Work to complete – Set down the material below word for word, excluding the pictures.

[Start Extracted material]

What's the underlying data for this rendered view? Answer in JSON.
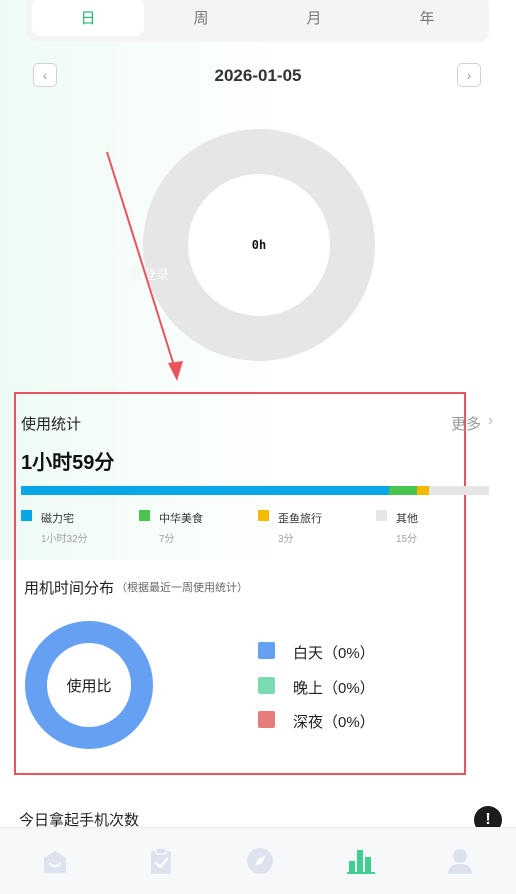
{
  "period_tabs": [
    {
      "label": "日",
      "active": true
    },
    {
      "label": "周",
      "active": false
    },
    {
      "label": "月",
      "active": false
    },
    {
      "label": "年",
      "active": false
    }
  ],
  "date_nav": {
    "date": "2026-01-05",
    "prev_icon": "chevron-left-icon",
    "next_icon": "chevron-right-icon"
  },
  "overview_ring": {
    "center_text": "0h",
    "overlay_text": "未登录",
    "ring_color": "#e6e6e6"
  },
  "usage_stats": {
    "title": "使用统计",
    "more_label": "更多",
    "total": "1小时59分",
    "apps": [
      {
        "name": "磁力宅",
        "duration": "1小时32分",
        "minutes": 92,
        "color": "#0aa7e8"
      },
      {
        "name": "中华美食",
        "duration": "7分",
        "minutes": 7,
        "color": "#49c24e"
      },
      {
        "name": "歪鱼旅行",
        "duration": "3分",
        "minutes": 3,
        "color": "#f6b900"
      },
      {
        "name": "其他",
        "duration": "15分",
        "minutes": 15,
        "color": "#e6e6e6"
      }
    ]
  },
  "time_distribution": {
    "title": "用机时间分布",
    "note": "（根据最近一周使用统计）",
    "pie_center": "使用比",
    "pie_color": "#66a0f2",
    "segments": [
      {
        "label": "白天（0%）",
        "share": 0,
        "color": "#66a0f2"
      },
      {
        "label": "晚上（0%）",
        "share": 0,
        "color": "#7ddbb4"
      },
      {
        "label": "深夜（0%）",
        "share": 0,
        "color": "#e67c7c"
      }
    ]
  },
  "pickups": {
    "title": "今日拿起手机次数",
    "info_icon": "exclamation-icon"
  },
  "bottom_nav": [
    {
      "icon": "home-icon",
      "active": false
    },
    {
      "icon": "clipboard-icon",
      "active": false
    },
    {
      "icon": "compass-icon",
      "active": false
    },
    {
      "icon": "bar-chart-icon",
      "active": true
    },
    {
      "icon": "profile-icon",
      "active": false
    }
  ],
  "colors": {
    "accent": "#26b46f",
    "highlight_frame": "#e9545c"
  }
}
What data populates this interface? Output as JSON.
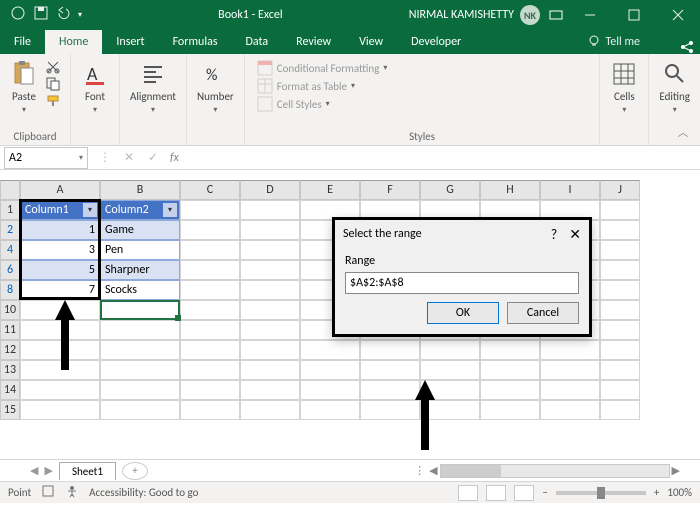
{
  "titlebar": {
    "title": "Book1 - Excel",
    "user_name": "NIRMAL KAMISHETTY",
    "user_initials": "NK"
  },
  "tabs": {
    "file": "File",
    "home": "Home",
    "insert": "Insert",
    "formulas": "Formulas",
    "data": "Data",
    "review": "Review",
    "view": "View",
    "developer": "Developer",
    "tellme": "Tell me"
  },
  "ribbon": {
    "clipboard": {
      "paste": "Paste",
      "label": "Clipboard"
    },
    "font": {
      "btn": "Font"
    },
    "alignment": {
      "btn": "Alignment"
    },
    "number": {
      "btn": "Number"
    },
    "styles": {
      "cond": "Conditional Formatting",
      "table": "Format as Table",
      "cell": "Cell Styles",
      "label": "Styles"
    },
    "cells": {
      "btn": "Cells"
    },
    "editing": {
      "btn": "Editing"
    }
  },
  "formulabar": {
    "namebox": "A2",
    "fx": "fx"
  },
  "columns": [
    "A",
    "B",
    "C",
    "D",
    "E",
    "F",
    "G",
    "H",
    "I",
    "J"
  ],
  "rows_visible": [
    "1",
    "2",
    "4",
    "6",
    "8",
    "10",
    "11",
    "12",
    "13",
    "14",
    "15"
  ],
  "table": {
    "headers": [
      "Column1",
      "Column2"
    ],
    "data": [
      {
        "c1": "1",
        "c2": "Game"
      },
      {
        "c1": "3",
        "c2": "Pen"
      },
      {
        "c1": "5",
        "c2": "Sharpner"
      },
      {
        "c1": "7",
        "c2": "Scocks"
      }
    ]
  },
  "dialog": {
    "title": "Select the range",
    "field_label": "Range",
    "value": "$A$2:$A$8",
    "ok": "OK",
    "cancel": "Cancel"
  },
  "sheettabs": {
    "sheet1": "Sheet1"
  },
  "statusbar": {
    "mode": "Point",
    "accessibility": "Accessibility: Good to go",
    "zoom": "100%"
  }
}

[End Extracted material]

Full output –
What's the underlying data for this rendered view? Answer in JSON.
{
  "period_tabs": [
    {
      "label": "日",
      "active": true
    },
    {
      "label": "周",
      "active": false
    },
    {
      "label": "月",
      "active": false
    },
    {
      "label": "年",
      "active": false
    }
  ],
  "date_nav": {
    "date": "2026-01-05",
    "prev_icon": "chevron-left-icon",
    "next_icon": "chevron-right-icon"
  },
  "overview_ring": {
    "center_text": "0h",
    "overlay_text": "未登录",
    "ring_color": "#e6e6e6"
  },
  "usage_stats": {
    "title": "使用统计",
    "more_label": "更多",
    "total": "1小时59分",
    "apps": [
      {
        "name": "磁力宅",
        "duration": "1小时32分",
        "minutes": 92,
        "color": "#0aa7e8"
      },
      {
        "name": "中华美食",
        "duration": "7分",
        "minutes": 7,
        "color": "#49c24e"
      },
      {
        "name": "歪鱼旅行",
        "duration": "3分",
        "minutes": 3,
        "color": "#f6b900"
      },
      {
        "name": "其他",
        "duration": "15分",
        "minutes": 15,
        "color": "#e6e6e6"
      }
    ]
  },
  "time_distribution": {
    "title": "用机时间分布",
    "note": "（根据最近一周使用统计）",
    "pie_center": "使用比",
    "pie_color": "#66a0f2",
    "segments": [
      {
        "label": "白天（0%）",
        "share": 0,
        "color": "#66a0f2"
      },
      {
        "label": "晚上（0%）",
        "share": 0,
        "color": "#7ddbb4"
      },
      {
        "label": "深夜（0%）",
        "share": 0,
        "color": "#e67c7c"
      }
    ]
  },
  "pickups": {
    "title": "今日拿起手机次数",
    "info_icon": "exclamation-icon"
  },
  "bottom_nav": [
    {
      "icon": "home-icon",
      "active": false
    },
    {
      "icon": "clipboard-icon",
      "active": false
    },
    {
      "icon": "compass-icon",
      "active": false
    },
    {
      "icon": "bar-chart-icon",
      "active": true
    },
    {
      "icon": "profile-icon",
      "active": false
    }
  ],
  "colors": {
    "accent": "#26b46f",
    "highlight_frame": "#e9545c"
  }
}
What data populates this interface? Output as JSON.
{
  "titlebar": {
    "title": "Book1 - Excel",
    "user_name": "NIRMAL KAMISHETTY",
    "user_initials": "NK"
  },
  "tabs": {
    "file": "File",
    "home": "Home",
    "insert": "Insert",
    "formulas": "Formulas",
    "data": "Data",
    "review": "Review",
    "view": "View",
    "developer": "Developer",
    "tellme": "Tell me"
  },
  "ribbon": {
    "clipboard": {
      "paste": "Paste",
      "label": "Clipboard"
    },
    "font": {
      "btn": "Font"
    },
    "alignment": {
      "btn": "Alignment"
    },
    "number": {
      "btn": "Number"
    },
    "styles": {
      "cond": "Conditional Formatting",
      "table": "Format as Table",
      "cell": "Cell Styles",
      "label": "Styles"
    },
    "cells": {
      "btn": "Cells"
    },
    "editing": {
      "btn": "Editing"
    }
  },
  "formulabar": {
    "namebox": "A2",
    "fx": "fx"
  },
  "columns": [
    "A",
    "B",
    "C",
    "D",
    "E",
    "F",
    "G",
    "H",
    "I",
    "J"
  ],
  "rows_visible": [
    "1",
    "2",
    "4",
    "6",
    "8",
    "10",
    "11",
    "12",
    "13",
    "14",
    "15"
  ],
  "table": {
    "headers": [
      "Column1",
      "Column2"
    ],
    "data": [
      {
        "c1": "1",
        "c2": "Game"
      },
      {
        "c1": "3",
        "c2": "Pen"
      },
      {
        "c1": "5",
        "c2": "Sharpner"
      },
      {
        "c1": "7",
        "c2": "Scocks"
      }
    ]
  },
  "dialog": {
    "title": "Select the range",
    "field_label": "Range",
    "value": "$A$2:$A$8",
    "ok": "OK",
    "cancel": "Cancel"
  },
  "sheettabs": {
    "sheet1": "Sheet1"
  },
  "statusbar": {
    "mode": "Point",
    "accessibility": "Accessibility: Good to go",
    "zoom": "100%"
  }
}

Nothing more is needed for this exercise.